*To do:* Reproduce the entries below in full, word for word.

*Data entries:*
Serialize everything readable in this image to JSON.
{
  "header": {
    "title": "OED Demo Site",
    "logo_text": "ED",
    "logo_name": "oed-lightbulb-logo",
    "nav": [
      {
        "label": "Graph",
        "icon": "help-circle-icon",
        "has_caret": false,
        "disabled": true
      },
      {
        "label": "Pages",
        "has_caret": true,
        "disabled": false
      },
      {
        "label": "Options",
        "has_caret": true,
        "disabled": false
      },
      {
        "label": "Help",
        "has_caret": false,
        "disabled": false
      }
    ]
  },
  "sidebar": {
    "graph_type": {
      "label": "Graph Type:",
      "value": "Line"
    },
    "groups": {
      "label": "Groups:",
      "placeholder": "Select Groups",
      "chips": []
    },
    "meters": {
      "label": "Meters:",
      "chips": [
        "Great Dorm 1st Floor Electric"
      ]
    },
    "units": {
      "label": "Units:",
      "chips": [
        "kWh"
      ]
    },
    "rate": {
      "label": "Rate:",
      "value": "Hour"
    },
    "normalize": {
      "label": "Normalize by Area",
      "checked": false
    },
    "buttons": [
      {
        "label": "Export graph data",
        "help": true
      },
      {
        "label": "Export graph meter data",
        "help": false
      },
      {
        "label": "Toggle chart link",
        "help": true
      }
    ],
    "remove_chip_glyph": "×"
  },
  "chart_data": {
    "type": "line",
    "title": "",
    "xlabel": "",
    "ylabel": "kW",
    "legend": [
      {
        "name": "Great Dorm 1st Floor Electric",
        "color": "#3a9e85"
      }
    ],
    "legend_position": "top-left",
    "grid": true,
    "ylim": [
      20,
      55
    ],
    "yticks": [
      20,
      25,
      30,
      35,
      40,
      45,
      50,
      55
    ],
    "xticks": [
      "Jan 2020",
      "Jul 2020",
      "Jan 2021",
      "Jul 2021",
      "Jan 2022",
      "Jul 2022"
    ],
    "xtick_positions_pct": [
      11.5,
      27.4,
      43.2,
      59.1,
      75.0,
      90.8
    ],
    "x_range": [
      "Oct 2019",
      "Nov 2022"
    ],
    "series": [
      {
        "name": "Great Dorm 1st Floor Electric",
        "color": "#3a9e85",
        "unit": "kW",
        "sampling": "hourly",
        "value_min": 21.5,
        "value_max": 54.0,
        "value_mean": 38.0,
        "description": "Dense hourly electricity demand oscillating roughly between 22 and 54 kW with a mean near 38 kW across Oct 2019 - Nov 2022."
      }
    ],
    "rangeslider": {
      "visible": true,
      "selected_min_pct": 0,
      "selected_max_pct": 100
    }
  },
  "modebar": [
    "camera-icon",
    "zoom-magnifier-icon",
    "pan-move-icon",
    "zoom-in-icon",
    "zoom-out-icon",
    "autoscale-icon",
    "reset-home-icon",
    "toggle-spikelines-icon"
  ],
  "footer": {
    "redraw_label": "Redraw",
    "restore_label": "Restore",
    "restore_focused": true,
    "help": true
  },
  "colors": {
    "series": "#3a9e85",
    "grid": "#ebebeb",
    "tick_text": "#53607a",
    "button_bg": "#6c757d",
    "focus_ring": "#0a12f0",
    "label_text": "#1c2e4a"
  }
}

*Task answer:*
Serialize everything readable in this image to JSON.
{
  "header": {
    "title": "OED Demo Site",
    "logo_text": "ED",
    "logo_name": "oed-lightbulb-logo",
    "nav": [
      {
        "label": "Graph",
        "icon": "help-circle-icon",
        "has_caret": false,
        "disabled": true
      },
      {
        "label": "Pages",
        "has_caret": true,
        "disabled": false
      },
      {
        "label": "Options",
        "has_caret": true,
        "disabled": false
      },
      {
        "label": "Help",
        "has_caret": false,
        "disabled": false
      }
    ]
  },
  "sidebar": {
    "graph_type": {
      "label": "Graph Type:",
      "value": "Line"
    },
    "groups": {
      "label": "Groups:",
      "placeholder": "Select Groups",
      "chips": []
    },
    "meters": {
      "label": "Meters:",
      "chips": [
        "Great Dorm 1st Floor Electric"
      ]
    },
    "units": {
      "label": "Units:",
      "chips": [
        "kWh"
      ]
    },
    "rate": {
      "label": "Rate:",
      "value": "Hour"
    },
    "normalize": {
      "label": "Normalize by Area",
      "checked": false
    },
    "buttons": [
      {
        "label": "Export graph data",
        "help": true
      },
      {
        "label": "Export graph meter data",
        "help": false
      },
      {
        "label": "Toggle chart link",
        "help": true
      }
    ],
    "remove_chip_glyph": "×"
  },
  "chart_data": {
    "type": "line",
    "title": "",
    "xlabel": "",
    "ylabel": "kW",
    "legend": [
      {
        "name": "Great Dorm 1st Floor Electric",
        "color": "#3a9e85"
      }
    ],
    "legend_position": "top-left",
    "grid": true,
    "ylim": [
      20,
      55
    ],
    "yticks": [
      20,
      25,
      30,
      35,
      40,
      45,
      50,
      55
    ],
    "xticks": [
      "Jan 2020",
      "Jul 2020",
      "Jan 2021",
      "Jul 2021",
      "Jan 2022",
      "Jul 2022"
    ],
    "xtick_positions_pct": [
      11.5,
      27.4,
      43.2,
      59.1,
      75.0,
      90.8
    ],
    "x_range": [
      "Oct 2019",
      "Nov 2022"
    ],
    "series": [
      {
        "name": "Great Dorm 1st Floor Electric",
        "color": "#3a9e85",
        "unit": "kW",
        "sampling": "hourly",
        "value_min": 21.5,
        "value_max": 54.0,
        "value_mean": 38.0,
        "description": "Dense hourly electricity demand oscillating roughly between 22 and 54 kW with a mean near 38 kW across Oct 2019 - Nov 2022."
      }
    ],
    "rangeslider": {
      "visible": true,
      "selected_min_pct": 0,
      "selected_max_pct": 100
    }
  },
  "modebar": [
    "camera-icon",
    "zoom-magnifier-icon",
    "pan-move-icon",
    "zoom-in-icon",
    "zoom-out-icon",
    "autoscale-icon",
    "reset-home-icon",
    "toggle-spikelines-icon"
  ],
  "footer": {
    "redraw_label": "Redraw",
    "restore_label": "Restore",
    "restore_focused": true,
    "help": true
  },
  "colors": {
    "series": "#3a9e85",
    "grid": "#ebebeb",
    "tick_text": "#53607a",
    "button_bg": "#6c757d",
    "focus_ring": "#0a12f0",
    "label_text": "#1c2e4a"
  }
}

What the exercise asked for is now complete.